= What to do =
Without including any images, repeat the data exactly.

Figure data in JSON
========================================
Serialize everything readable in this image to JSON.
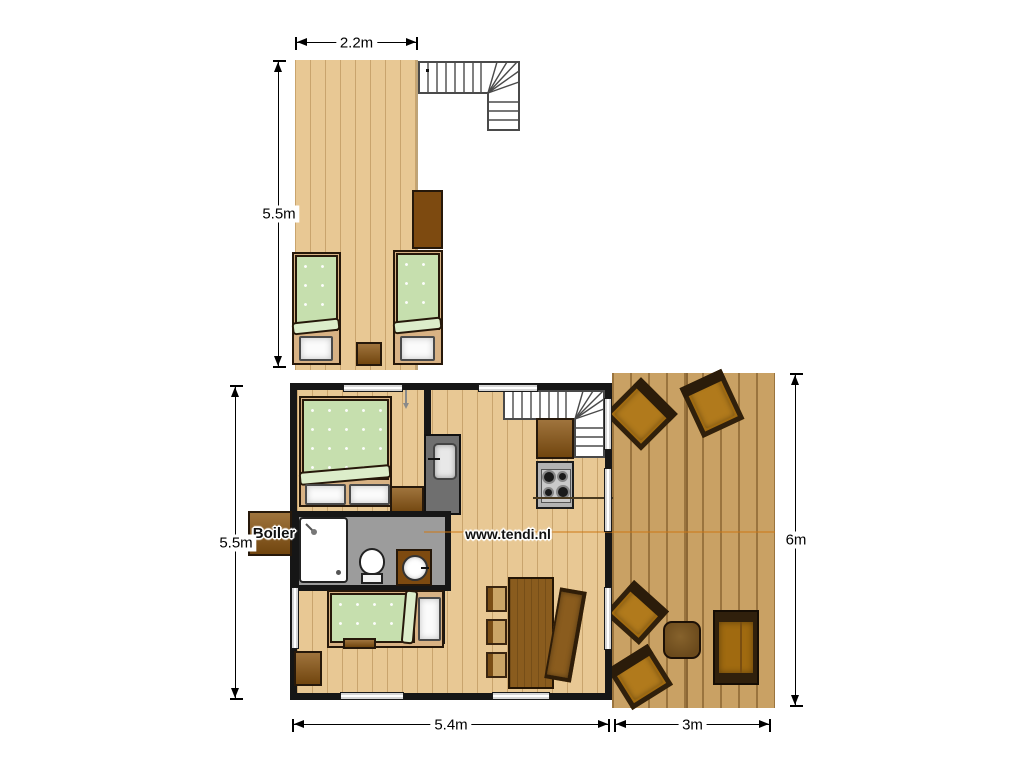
{
  "watermark": "www.tendi.nl",
  "labels": {
    "boiler": "Boiler"
  },
  "dimensions": {
    "upper_floor_width": "2.2m",
    "upper_floor_length": "5.5m",
    "ground_floor_length": "5.5m",
    "ground_floor_width": "5.4m",
    "deck_width": "3m",
    "deck_length": "6m"
  },
  "colors": {
    "interior_floor": "#e8c894",
    "deck_floor": "#c9a164",
    "wall": "#161616",
    "bedding_green": "#c6dfae",
    "furniture_brown": "#8a5512",
    "bathroom_floor": "#9c9c9c"
  },
  "inventory": {
    "upper_floor": [
      "staircase",
      "wardrobe",
      "single-bed",
      "single-bed",
      "side-table"
    ],
    "ground_floor": [
      "double-bed",
      "cabinet",
      "sink-unit",
      "kitchen-cabinet",
      "gas-stove",
      "staircase",
      "shower",
      "toilet",
      "washbasin",
      "boiler",
      "single-bed",
      "bench",
      "corner-cabinet",
      "dining-table",
      "chair",
      "chair",
      "chair",
      "bench-seat"
    ],
    "deck": [
      "armchair",
      "armchair",
      "armchair",
      "armchair",
      "coffee-table",
      "sofa"
    ]
  }
}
========================================
= Worked answer =
Serialize everything readable in this image to JSON.
{
  "watermark": "www.tendi.nl",
  "labels": {
    "boiler": "Boiler"
  },
  "dimensions": {
    "upper_floor_width": "2.2m",
    "upper_floor_length": "5.5m",
    "ground_floor_length": "5.5m",
    "ground_floor_width": "5.4m",
    "deck_width": "3m",
    "deck_length": "6m"
  },
  "colors": {
    "interior_floor": "#e8c894",
    "deck_floor": "#c9a164",
    "wall": "#161616",
    "bedding_green": "#c6dfae",
    "furniture_brown": "#8a5512",
    "bathroom_floor": "#9c9c9c"
  },
  "inventory": {
    "upper_floor": [
      "staircase",
      "wardrobe",
      "single-bed",
      "single-bed",
      "side-table"
    ],
    "ground_floor": [
      "double-bed",
      "cabinet",
      "sink-unit",
      "kitchen-cabinet",
      "gas-stove",
      "staircase",
      "shower",
      "toilet",
      "washbasin",
      "boiler",
      "single-bed",
      "bench",
      "corner-cabinet",
      "dining-table",
      "chair",
      "chair",
      "chair",
      "bench-seat"
    ],
    "deck": [
      "armchair",
      "armchair",
      "armchair",
      "armchair",
      "coffee-table",
      "sofa"
    ]
  }
}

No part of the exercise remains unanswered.